> _PROBLEM DESCRIPTION_
Spot each line that carries the word "Візитні"; copy those lines.

-- start of GIVEN DATA --

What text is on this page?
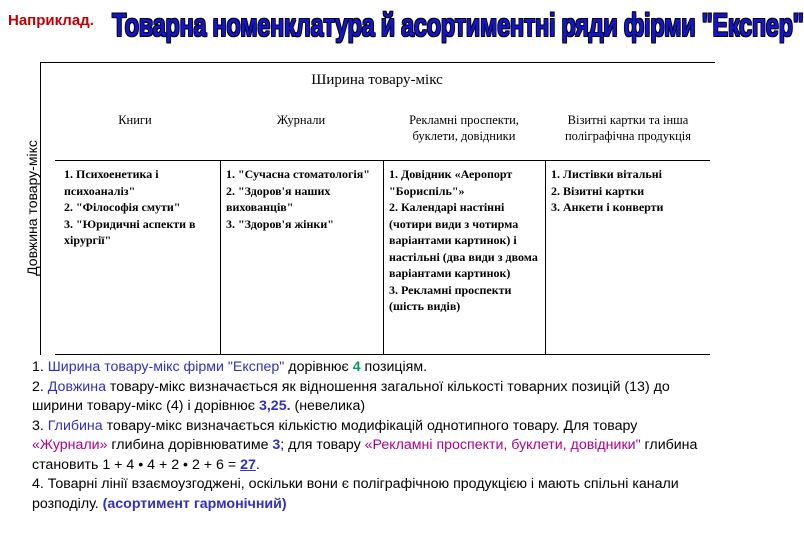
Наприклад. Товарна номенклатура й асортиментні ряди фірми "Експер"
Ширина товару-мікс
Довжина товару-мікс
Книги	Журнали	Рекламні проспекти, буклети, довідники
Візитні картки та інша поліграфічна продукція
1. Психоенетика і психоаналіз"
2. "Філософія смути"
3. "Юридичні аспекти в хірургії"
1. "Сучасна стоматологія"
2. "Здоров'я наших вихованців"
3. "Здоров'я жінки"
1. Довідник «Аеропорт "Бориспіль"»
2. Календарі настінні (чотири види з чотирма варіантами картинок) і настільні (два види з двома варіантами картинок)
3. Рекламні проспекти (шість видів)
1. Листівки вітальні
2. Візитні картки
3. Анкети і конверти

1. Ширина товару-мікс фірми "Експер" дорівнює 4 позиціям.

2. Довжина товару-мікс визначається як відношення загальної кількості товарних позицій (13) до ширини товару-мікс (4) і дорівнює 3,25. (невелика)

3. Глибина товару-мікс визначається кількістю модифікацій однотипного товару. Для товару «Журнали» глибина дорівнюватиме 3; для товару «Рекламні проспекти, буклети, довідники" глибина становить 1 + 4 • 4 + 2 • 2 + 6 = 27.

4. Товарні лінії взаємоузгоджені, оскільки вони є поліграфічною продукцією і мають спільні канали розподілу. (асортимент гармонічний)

-- end of GIVEN DATA --
-- start of GIVEN DATA --

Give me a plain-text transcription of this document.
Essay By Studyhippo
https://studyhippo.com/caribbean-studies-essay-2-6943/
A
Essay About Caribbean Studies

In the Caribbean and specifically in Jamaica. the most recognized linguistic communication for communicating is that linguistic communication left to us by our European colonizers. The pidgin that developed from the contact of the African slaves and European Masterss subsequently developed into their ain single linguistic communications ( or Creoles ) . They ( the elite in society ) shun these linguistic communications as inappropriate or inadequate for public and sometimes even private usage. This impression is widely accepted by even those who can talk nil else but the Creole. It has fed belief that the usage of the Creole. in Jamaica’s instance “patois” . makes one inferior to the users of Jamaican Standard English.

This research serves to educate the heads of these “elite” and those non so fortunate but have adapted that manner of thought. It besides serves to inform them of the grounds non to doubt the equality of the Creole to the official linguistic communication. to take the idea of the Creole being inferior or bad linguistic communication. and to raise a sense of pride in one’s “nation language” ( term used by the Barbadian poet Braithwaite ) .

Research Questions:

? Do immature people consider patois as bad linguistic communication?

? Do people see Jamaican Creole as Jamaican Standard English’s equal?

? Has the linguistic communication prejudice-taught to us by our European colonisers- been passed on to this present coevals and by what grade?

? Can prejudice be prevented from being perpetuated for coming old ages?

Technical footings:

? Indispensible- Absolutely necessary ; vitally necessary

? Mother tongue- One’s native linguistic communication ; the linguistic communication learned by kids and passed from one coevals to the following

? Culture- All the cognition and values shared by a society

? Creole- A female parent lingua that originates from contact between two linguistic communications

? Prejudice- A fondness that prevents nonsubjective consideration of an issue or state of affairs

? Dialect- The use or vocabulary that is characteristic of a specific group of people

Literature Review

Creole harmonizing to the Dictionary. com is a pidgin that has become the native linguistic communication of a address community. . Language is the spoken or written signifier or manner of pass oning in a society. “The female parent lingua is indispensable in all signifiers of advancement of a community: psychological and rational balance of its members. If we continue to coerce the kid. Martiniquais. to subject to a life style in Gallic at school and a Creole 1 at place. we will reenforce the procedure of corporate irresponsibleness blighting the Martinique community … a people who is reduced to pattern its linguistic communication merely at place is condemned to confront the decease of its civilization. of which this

-- end of GIVEN DATA --

> _RESPONSE TO THE TASK_
Візитні картки та інша поліграфічна продукція
2. Візитні картки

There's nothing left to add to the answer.